● Information shown:

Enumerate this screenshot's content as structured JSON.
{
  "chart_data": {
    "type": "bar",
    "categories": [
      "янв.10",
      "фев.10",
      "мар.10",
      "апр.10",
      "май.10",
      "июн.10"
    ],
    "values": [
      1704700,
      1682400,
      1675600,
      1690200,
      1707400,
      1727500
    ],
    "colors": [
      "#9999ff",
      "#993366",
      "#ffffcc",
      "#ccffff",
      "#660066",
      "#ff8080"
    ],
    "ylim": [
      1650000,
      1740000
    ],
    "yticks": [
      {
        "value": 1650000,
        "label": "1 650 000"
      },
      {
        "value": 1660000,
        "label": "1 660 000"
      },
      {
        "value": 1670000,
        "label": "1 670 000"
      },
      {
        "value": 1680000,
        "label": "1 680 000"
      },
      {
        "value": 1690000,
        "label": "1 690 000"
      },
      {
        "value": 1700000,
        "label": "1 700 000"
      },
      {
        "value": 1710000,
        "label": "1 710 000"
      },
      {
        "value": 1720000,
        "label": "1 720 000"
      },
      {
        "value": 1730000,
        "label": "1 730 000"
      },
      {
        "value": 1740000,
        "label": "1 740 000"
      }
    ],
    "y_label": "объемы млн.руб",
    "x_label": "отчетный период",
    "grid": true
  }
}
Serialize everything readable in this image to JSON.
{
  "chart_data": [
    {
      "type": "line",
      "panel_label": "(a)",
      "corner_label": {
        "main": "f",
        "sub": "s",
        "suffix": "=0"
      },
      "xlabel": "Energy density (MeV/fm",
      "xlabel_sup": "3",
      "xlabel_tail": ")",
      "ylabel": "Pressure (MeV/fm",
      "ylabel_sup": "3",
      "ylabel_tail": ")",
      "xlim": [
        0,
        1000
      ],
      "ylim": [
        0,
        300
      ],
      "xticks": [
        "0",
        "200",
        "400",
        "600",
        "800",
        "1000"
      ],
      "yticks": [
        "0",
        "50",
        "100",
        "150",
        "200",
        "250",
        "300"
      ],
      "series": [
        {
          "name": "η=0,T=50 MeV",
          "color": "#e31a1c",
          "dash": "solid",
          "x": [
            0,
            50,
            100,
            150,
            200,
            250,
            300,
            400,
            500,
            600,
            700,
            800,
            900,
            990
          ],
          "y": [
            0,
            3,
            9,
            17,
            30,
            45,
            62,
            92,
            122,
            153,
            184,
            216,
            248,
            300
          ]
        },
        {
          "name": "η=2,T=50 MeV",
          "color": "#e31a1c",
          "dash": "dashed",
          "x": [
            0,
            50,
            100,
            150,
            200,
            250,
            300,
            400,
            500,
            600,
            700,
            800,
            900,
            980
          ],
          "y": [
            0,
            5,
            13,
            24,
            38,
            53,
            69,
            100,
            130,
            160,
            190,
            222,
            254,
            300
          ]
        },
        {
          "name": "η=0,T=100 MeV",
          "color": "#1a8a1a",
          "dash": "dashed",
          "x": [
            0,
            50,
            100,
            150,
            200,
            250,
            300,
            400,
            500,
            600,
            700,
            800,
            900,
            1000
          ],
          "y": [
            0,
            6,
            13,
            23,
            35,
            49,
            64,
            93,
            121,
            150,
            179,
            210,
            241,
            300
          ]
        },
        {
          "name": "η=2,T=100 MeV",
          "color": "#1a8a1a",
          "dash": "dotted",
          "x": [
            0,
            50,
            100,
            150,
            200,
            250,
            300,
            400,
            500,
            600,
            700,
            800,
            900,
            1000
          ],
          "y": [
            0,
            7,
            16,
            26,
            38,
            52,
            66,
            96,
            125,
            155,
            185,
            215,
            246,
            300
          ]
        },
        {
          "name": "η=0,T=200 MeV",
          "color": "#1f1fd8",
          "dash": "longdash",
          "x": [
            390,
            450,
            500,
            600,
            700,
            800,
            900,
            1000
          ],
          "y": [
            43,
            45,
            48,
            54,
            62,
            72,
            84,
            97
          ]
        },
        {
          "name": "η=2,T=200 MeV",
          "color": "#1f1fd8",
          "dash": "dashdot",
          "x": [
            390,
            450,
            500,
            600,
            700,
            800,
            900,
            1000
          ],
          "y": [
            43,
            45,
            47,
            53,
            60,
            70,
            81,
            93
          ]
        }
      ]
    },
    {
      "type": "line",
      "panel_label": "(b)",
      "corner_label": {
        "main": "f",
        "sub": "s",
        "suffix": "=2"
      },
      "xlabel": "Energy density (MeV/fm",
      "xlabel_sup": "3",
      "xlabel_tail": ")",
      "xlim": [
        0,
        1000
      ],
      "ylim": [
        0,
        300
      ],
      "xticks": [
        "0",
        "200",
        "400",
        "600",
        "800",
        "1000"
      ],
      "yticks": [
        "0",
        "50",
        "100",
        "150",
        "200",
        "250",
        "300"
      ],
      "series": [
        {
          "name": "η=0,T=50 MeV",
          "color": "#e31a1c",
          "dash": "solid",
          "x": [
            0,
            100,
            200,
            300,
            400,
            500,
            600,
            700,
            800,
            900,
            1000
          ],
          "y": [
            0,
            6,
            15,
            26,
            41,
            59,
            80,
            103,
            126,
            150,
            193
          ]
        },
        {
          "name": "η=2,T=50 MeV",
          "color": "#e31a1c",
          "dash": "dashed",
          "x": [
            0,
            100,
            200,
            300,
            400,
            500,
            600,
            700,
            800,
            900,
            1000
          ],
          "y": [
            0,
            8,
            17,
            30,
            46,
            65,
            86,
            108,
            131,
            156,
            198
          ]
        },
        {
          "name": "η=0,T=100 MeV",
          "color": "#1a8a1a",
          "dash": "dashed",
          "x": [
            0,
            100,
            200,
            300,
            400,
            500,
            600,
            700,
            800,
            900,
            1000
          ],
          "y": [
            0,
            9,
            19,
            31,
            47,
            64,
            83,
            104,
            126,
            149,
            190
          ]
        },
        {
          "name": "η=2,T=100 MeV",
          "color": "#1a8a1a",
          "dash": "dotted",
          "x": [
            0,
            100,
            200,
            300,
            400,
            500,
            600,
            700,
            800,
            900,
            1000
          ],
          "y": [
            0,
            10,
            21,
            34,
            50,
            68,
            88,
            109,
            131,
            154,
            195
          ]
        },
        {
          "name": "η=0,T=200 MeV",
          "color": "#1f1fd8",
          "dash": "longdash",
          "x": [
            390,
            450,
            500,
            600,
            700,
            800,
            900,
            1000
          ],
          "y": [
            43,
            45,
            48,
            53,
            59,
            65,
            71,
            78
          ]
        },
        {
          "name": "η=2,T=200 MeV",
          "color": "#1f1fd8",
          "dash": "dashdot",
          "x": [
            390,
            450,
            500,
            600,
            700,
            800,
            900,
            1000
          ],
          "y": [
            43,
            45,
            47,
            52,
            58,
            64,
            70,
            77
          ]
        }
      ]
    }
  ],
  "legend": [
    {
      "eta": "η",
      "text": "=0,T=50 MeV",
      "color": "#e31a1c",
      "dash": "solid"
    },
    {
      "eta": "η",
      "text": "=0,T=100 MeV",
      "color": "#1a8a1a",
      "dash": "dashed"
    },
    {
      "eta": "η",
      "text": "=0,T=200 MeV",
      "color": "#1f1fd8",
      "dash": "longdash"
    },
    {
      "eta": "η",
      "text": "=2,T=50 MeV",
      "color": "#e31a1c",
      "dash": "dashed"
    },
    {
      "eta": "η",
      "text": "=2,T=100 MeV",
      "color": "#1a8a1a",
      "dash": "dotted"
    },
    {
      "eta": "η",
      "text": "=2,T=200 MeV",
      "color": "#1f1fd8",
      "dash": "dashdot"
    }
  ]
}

● Exercise details: Pull out all lines in the data above that include "this".

● Expected answer:
Enumerate this screenshot's content as structured JSON.
Serialize everything readable in this image to JSON.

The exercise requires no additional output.